**RECORDS**
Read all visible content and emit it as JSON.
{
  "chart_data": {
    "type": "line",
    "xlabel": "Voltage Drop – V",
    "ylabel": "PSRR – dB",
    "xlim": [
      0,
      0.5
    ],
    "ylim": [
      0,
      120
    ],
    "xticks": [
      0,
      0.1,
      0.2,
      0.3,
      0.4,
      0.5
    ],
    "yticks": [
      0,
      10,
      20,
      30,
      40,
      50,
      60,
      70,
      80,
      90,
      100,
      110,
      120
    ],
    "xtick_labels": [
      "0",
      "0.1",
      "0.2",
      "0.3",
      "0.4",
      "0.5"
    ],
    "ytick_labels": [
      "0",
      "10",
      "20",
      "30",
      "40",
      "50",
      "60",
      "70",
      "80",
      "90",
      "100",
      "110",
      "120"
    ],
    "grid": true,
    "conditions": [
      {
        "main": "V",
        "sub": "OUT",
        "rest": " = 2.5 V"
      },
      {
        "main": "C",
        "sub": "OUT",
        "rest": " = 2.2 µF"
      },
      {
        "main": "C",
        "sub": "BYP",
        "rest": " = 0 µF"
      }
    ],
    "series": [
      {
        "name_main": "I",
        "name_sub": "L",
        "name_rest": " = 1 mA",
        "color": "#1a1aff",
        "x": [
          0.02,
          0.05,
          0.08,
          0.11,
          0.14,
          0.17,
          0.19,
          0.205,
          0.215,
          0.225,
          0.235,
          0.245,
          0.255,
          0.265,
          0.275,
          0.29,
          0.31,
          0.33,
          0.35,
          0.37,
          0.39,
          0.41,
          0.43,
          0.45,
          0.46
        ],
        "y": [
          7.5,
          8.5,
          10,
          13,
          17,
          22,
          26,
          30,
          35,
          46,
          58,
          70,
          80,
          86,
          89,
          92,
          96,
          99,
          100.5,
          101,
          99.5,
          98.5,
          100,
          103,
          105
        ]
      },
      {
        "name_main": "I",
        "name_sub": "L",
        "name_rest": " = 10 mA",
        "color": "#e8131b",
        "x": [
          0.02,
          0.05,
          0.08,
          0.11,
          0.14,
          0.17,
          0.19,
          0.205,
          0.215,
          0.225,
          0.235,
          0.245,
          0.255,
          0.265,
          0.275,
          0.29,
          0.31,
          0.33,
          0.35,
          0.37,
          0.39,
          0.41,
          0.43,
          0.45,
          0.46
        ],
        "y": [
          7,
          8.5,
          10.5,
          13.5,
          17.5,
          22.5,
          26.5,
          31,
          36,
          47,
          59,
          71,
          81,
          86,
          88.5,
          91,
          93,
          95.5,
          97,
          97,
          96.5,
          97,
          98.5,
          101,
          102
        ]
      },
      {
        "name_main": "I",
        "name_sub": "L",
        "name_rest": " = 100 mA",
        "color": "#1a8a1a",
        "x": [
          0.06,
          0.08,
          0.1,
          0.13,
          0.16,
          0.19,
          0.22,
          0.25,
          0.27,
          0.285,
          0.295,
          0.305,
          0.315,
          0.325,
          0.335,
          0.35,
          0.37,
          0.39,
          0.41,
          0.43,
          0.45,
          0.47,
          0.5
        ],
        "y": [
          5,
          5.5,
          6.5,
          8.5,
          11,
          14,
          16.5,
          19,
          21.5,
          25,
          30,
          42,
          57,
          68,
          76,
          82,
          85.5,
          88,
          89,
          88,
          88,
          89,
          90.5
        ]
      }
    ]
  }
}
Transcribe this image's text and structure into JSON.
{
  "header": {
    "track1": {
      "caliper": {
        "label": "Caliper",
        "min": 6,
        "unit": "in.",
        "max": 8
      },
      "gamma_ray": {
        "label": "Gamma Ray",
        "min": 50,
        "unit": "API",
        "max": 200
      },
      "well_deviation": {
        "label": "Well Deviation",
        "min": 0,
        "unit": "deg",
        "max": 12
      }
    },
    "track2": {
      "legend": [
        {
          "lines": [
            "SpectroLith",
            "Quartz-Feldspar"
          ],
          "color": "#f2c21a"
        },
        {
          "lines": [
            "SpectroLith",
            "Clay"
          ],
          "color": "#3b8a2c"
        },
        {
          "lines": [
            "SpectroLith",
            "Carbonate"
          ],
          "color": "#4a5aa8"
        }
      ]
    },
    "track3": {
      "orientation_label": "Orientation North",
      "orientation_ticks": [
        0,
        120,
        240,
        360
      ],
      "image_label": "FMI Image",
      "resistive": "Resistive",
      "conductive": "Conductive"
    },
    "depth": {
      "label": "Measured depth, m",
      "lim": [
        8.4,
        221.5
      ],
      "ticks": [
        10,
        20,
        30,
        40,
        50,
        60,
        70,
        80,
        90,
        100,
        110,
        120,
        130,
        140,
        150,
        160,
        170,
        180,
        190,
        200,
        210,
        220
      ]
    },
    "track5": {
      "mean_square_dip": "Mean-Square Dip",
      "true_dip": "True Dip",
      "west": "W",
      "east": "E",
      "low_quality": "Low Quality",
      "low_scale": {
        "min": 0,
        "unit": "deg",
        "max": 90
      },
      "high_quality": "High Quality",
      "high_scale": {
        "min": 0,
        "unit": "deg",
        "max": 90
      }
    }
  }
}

**EXERCISE AIM**
Every line containing the string "color" must be listed.

**PROBLEM SOLUTION**
        "color": "#1a1aff",
        "color": "#e8131b",
        "color": "#1a8a1a",
          "color": "#f2c21a"
          "color": "#3b8a2c"
          "color": "#4a5aa8"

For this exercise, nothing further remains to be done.